— Aim —
Exactly reproduce all the records, keeping pictures out of the copy.

— Data supplied —
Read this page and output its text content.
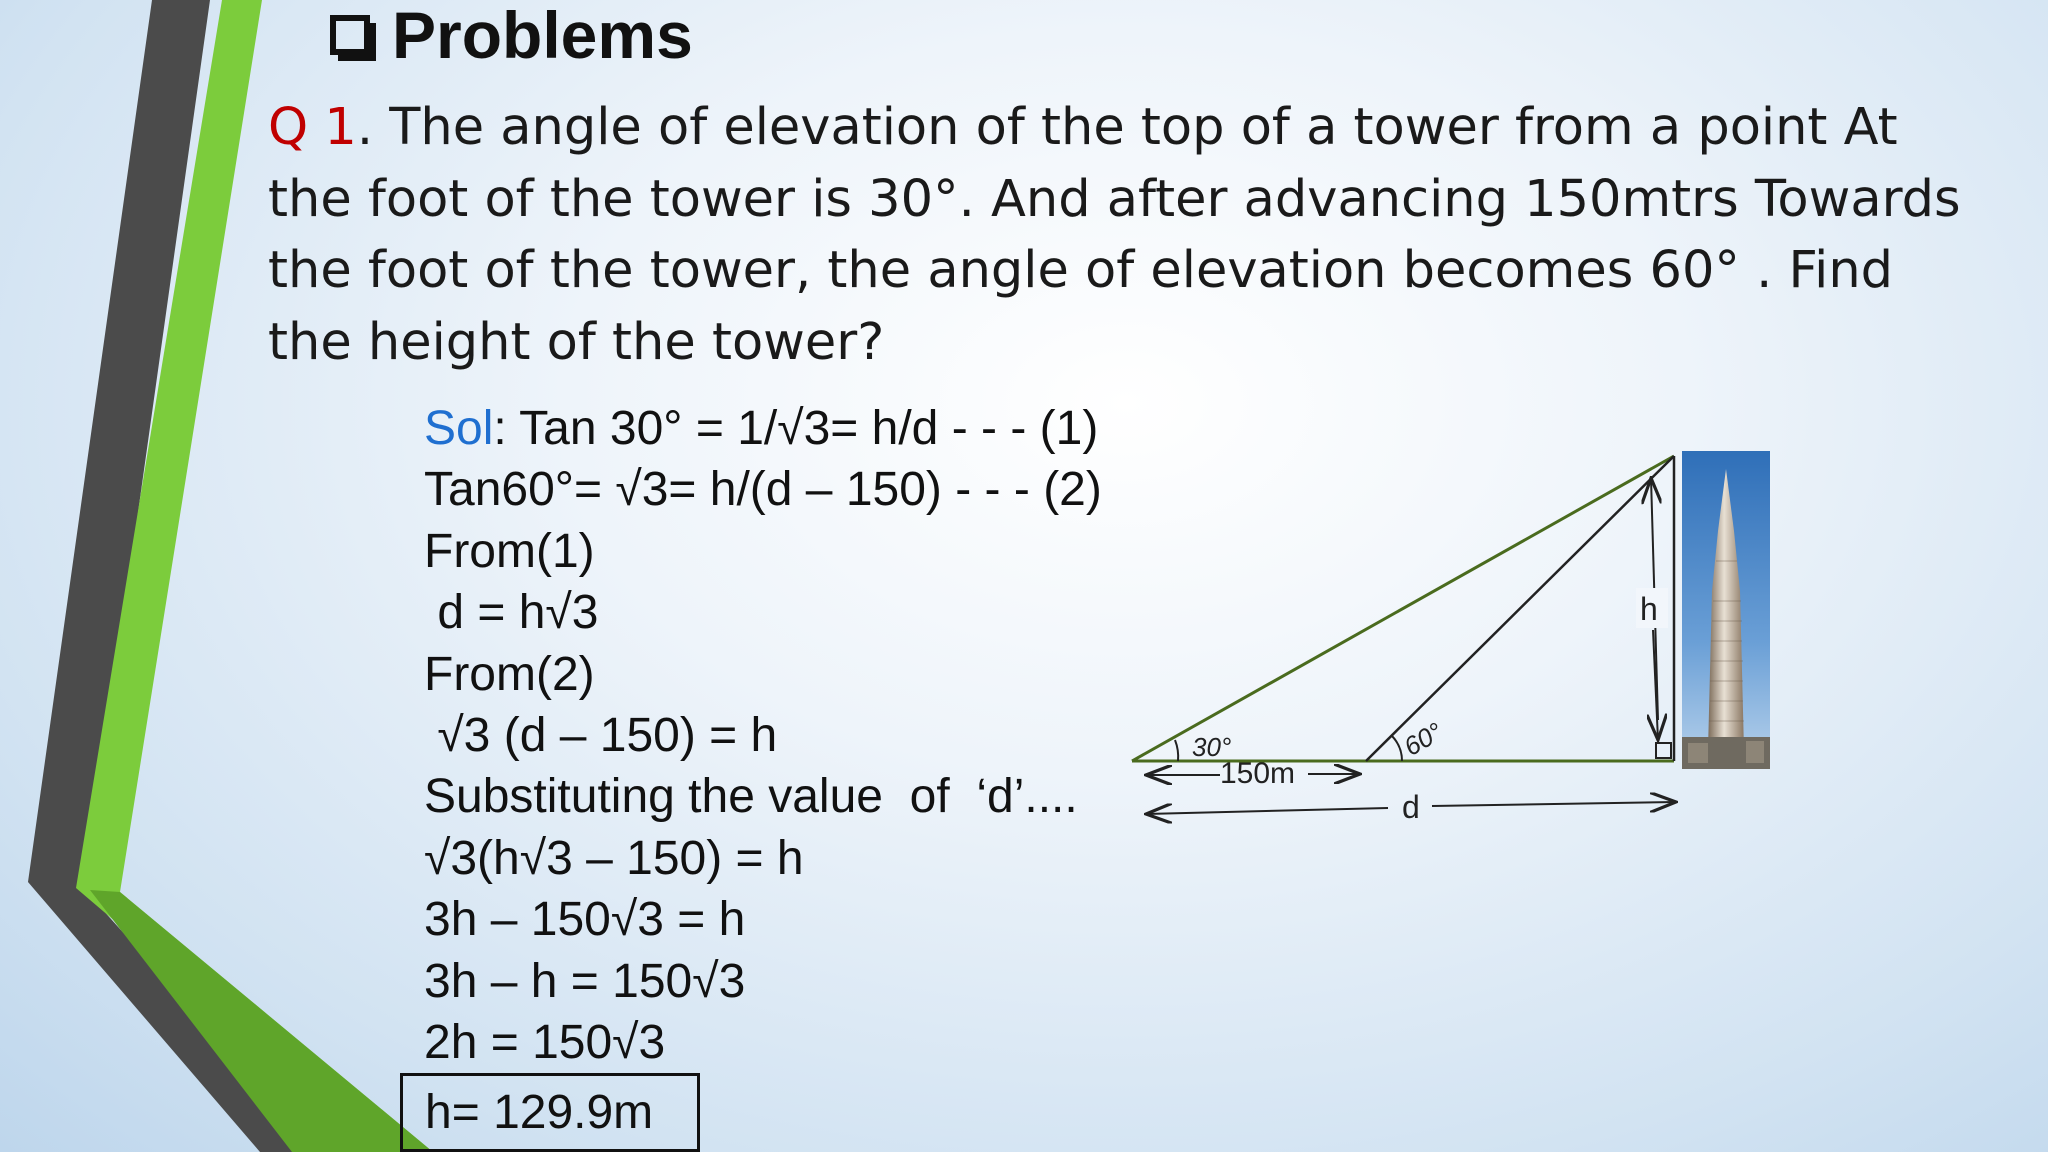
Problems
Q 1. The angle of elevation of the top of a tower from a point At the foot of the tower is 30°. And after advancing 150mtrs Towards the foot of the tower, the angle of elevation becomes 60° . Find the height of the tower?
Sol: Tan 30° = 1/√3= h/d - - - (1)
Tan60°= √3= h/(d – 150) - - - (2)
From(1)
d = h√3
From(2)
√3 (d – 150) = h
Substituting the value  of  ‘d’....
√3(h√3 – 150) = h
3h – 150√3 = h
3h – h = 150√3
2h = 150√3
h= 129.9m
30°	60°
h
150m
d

— Correct result —
Read this page and output its text content.
Problems
Q 1. The angle of elevation of the top of a tower from a point At the foot of the tower is 30°. And after advancing 150mtrs Towards the foot of the tower, the angle of elevation becomes 60° . Find the height of the tower?
Sol: Tan 30° = 1/√3= h/d - - - (1)
Tan60°= √3= h/(d – 150) - - - (2)
From(1)
d = h√3
From(2)
√3 (d – 150) = h
Substituting the value  of  ‘d’....
√3(h√3 – 150) = h
3h – 150√3 = h
3h – h = 150√3
2h = 150√3
h= 129.9m
30°	60°
h
150m
d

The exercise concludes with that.